→ WHAT IS NEEDED: Arrange these lines as a numbered list, with the blank lines dropped.

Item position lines
========

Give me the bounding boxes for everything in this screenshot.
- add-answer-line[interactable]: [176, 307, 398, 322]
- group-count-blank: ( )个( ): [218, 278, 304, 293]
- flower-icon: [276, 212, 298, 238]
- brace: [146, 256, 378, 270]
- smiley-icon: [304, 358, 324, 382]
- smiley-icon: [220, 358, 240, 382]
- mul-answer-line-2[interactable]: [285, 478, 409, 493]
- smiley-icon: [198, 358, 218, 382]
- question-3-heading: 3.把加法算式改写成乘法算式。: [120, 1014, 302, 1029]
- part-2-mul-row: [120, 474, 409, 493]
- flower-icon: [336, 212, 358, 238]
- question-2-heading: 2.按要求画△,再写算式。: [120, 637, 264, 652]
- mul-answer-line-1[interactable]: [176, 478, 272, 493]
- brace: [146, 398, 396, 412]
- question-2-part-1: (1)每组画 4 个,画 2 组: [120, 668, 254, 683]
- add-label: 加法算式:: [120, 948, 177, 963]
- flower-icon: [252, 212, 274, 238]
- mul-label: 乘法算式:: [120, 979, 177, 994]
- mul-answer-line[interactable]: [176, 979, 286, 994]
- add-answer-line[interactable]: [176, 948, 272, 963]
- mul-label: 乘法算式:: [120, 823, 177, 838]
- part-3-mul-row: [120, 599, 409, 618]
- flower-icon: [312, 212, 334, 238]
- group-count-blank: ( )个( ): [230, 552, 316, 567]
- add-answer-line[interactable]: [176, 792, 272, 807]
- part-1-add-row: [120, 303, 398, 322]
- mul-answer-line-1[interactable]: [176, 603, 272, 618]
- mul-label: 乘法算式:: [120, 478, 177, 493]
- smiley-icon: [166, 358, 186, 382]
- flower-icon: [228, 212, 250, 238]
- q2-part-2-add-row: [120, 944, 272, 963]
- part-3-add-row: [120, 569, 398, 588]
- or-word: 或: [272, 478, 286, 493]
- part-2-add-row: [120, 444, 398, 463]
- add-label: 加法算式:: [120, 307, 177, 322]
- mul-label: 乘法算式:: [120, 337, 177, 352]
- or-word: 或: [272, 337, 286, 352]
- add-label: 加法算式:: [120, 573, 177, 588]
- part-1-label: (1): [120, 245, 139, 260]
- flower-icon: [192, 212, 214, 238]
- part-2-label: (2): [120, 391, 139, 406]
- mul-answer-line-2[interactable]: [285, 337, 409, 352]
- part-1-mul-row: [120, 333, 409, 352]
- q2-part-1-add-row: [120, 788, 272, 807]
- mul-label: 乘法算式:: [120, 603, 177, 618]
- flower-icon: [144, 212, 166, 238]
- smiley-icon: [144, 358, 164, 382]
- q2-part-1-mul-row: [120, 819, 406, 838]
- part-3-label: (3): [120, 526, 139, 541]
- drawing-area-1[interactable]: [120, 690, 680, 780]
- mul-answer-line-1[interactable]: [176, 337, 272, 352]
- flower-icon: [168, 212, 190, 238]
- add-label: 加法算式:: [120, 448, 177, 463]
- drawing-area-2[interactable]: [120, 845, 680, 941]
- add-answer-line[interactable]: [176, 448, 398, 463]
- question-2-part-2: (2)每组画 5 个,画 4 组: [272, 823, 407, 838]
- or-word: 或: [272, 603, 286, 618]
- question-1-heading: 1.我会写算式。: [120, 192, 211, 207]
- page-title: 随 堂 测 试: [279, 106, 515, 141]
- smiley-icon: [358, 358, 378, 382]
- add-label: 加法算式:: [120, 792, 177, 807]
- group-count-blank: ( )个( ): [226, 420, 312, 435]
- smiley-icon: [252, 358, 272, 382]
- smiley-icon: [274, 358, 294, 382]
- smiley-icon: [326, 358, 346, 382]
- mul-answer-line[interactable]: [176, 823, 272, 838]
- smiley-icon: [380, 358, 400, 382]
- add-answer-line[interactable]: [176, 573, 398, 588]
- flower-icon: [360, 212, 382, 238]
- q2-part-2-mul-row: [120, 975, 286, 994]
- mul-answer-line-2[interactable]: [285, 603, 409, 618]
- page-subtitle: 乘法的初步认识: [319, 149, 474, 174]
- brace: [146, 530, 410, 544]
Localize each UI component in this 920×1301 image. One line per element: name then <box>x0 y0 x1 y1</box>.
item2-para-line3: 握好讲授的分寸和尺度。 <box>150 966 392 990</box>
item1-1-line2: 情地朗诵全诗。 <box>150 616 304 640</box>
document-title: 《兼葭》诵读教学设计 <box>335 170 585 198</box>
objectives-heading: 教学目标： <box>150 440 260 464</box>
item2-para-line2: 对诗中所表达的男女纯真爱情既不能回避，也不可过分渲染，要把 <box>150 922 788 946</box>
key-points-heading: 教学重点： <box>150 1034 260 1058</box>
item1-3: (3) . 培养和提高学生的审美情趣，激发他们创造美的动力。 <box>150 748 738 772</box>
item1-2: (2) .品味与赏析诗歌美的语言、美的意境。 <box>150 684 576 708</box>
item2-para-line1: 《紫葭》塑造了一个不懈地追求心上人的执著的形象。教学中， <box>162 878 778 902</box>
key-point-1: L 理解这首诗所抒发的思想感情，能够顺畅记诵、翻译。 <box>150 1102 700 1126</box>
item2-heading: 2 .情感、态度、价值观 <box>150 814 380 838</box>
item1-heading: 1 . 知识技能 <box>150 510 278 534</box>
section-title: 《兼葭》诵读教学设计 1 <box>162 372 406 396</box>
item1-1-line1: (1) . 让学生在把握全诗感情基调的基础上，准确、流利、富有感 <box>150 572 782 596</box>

========

→ EXERCISE RESULT:
1. Give me the bounding boxes for everything in this screenshot.
2. - add-answer-line[interactable]: [176, 307, 398, 322]
3. - group-count-blank: ( )个( ): [218, 278, 304, 293]
4. - flower-icon: [276, 212, 298, 238]
5. - brace: [146, 256, 378, 270]
6. - smiley-icon: [304, 358, 324, 382]
7. - smiley-icon: [220, 358, 240, 382]
8. - mul-answer-line-2[interactable]: [285, 478, 409, 493]
9. - smiley-icon: [198, 358, 218, 382]
10. - question-3-heading: 3.把加法算式改写成乘法算式。: [120, 1014, 302, 1029]
11. - part-2-mul-row: [120, 474, 409, 493]
12. - flower-icon: [336, 212, 358, 238]
13. - question-2-heading: 2.按要求画△,再写算式。: [120, 637, 264, 652]
14. - mul-answer-line-1[interactable]: [176, 478, 272, 493]
15. - brace: [146, 398, 396, 412]
16. - question-2-part-1: (1)每组画 4 个,画 2 组: [120, 668, 254, 683]
17. - add-label: 加法算式:: [120, 948, 177, 963]
18. - flower-icon: [252, 212, 274, 238]
19. - mul-label: 乘法算式:: [120, 979, 177, 994]
20. - mul-answer-line[interactable]: [176, 979, 286, 994]
21. - add-answer-line[interactable]: [176, 948, 272, 963]
22. - mul-label: 乘法算式:: [120, 823, 177, 838]
23. - part-3-mul-row: [120, 599, 409, 618]
24. - flower-icon: [312, 212, 334, 238]
25. - group-count-blank: ( )个( ): [230, 552, 316, 567]
26. - add-answer-line[interactable]: [176, 792, 272, 807]
27. - part-1-add-row: [120, 303, 398, 322]
28. - mul-answer-line-1[interactable]: [176, 603, 272, 618]
29. - mul-label: 乘法算式:: [120, 478, 177, 493]
30. - smiley-icon: [166, 358, 186, 382]
31. - flower-icon: [228, 212, 250, 238]
32. - q2-part-2-add-row: [120, 944, 272, 963]
33. - part-3-add-row: [120, 569, 398, 588]
34. - or-word: 或: [272, 478, 286, 493]
35. - part-2-add-row: [120, 444, 398, 463]
36. - add-label: 加法算式:: [120, 307, 177, 322]
37. - mul-label: 乘法算式:: [120, 337, 177, 352]
38. - or-word: 或: [272, 337, 286, 352]
39. - add-label: 加法算式:: [120, 573, 177, 588]
40. - part-1-label: (1): [120, 245, 139, 260]
41. - flower-icon: [192, 212, 214, 238]
42. - part-2-label: (2): [120, 391, 139, 406]
43. - mul-answer-line-2[interactable]: [285, 337, 409, 352]
44. - part-1-mul-row: [120, 333, 409, 352]
45. - q2-part-1-add-row: [120, 788, 272, 807]
46. - mul-label: 乘法算式:: [120, 603, 177, 618]
47. - flower-icon: [144, 212, 166, 238]
48. - smiley-icon: [144, 358, 164, 382]
49. - q2-part-1-mul-row: [120, 819, 406, 838]
50. - part-3-label: (3): [120, 526, 139, 541]
51. - drawing-area-1[interactable]: [120, 690, 680, 780]
52. - mul-answer-line-1[interactable]: [176, 337, 272, 352]
53. - flower-icon: [168, 212, 190, 238]
54. - add-label: 加法算式:: [120, 448, 177, 463]
55. - drawing-area-2[interactable]: [120, 845, 680, 941]
56. - add-answer-line[interactable]: [176, 448, 398, 463]
57. - question-2-part-2: (2)每组画 5 个,画 4 组: [272, 823, 407, 838]
58. - or-word: 或: [272, 603, 286, 618]
59. - question-1-heading: 1.我会写算式。: [120, 192, 211, 207]
60. - page-title: 随 堂 测 试: [279, 106, 515, 141]
61. - smiley-icon: [358, 358, 378, 382]
62. - add-label: 加法算式:: [120, 792, 177, 807]
63. - group-count-blank: ( )个( ): [226, 420, 312, 435]
64. - smiley-icon: [252, 358, 272, 382]
65. - smiley-icon: [274, 358, 294, 382]
66. - smiley-icon: [326, 358, 346, 382]
67. - mul-answer-line[interactable]: [176, 823, 272, 838]
68. - smiley-icon: [380, 358, 400, 382]
69. - add-answer-line[interactable]: [176, 573, 398, 588]
70. - flower-icon: [360, 212, 382, 238]
71. - q2-part-2-mul-row: [120, 975, 286, 994]
72. - mul-answer-line-2[interactable]: [285, 603, 409, 618]
73. - page-subtitle: 乘法的初步认识: [319, 149, 474, 174]
74. - brace: [146, 530, 410, 544]
75. Localize each UI component in this 920×1301 image. One line per element: name then <box>x0 y0 x1 y1</box>.
76. item2-para-line3: 握好讲授的分寸和尺度。 <box>150 966 392 990</box>
77. item1-1-line2: 情地朗诵全诗。 <box>150 616 304 640</box>
78. document-title: 《兼葭》诵读教学设计 <box>335 170 585 198</box>
79. objectives-heading: 教学目标： <box>150 440 260 464</box>
80. item2-para-line2: 对诗中所表达的男女纯真爱情既不能回避，也不可过分渲染，要把 <box>150 922 788 946</box>
81. key-points-heading: 教学重点： <box>150 1034 260 1058</box>
82. item1-3: (3) . 培养和提高学生的审美情趣，激发他们创造美的动力。 <box>150 748 738 772</box>
83. item1-2: (2) .品味与赏析诗歌美的语言、美的意境。 <box>150 684 576 708</box>
84. item2-para-line1: 《紫葭》塑造了一个不懈地追求心上人的执著的形象。教学中， <box>162 878 778 902</box>
85. key-point-1: L 理解这首诗所抒发的思想感情，能够顺畅记诵、翻译。 <box>150 1102 700 1126</box>
86. item2-heading: 2 .情感、态度、价值观 <box>150 814 380 838</box>
87. item1-heading: 1 . 知识技能 <box>150 510 278 534</box>
88. section-title: 《兼葭》诵读教学设计 1 <box>162 372 406 396</box>
89. item1-1-line1: (1) . 让学生在把握全诗感情基调的基础上，准确、流利、富有感 <box>150 572 782 596</box>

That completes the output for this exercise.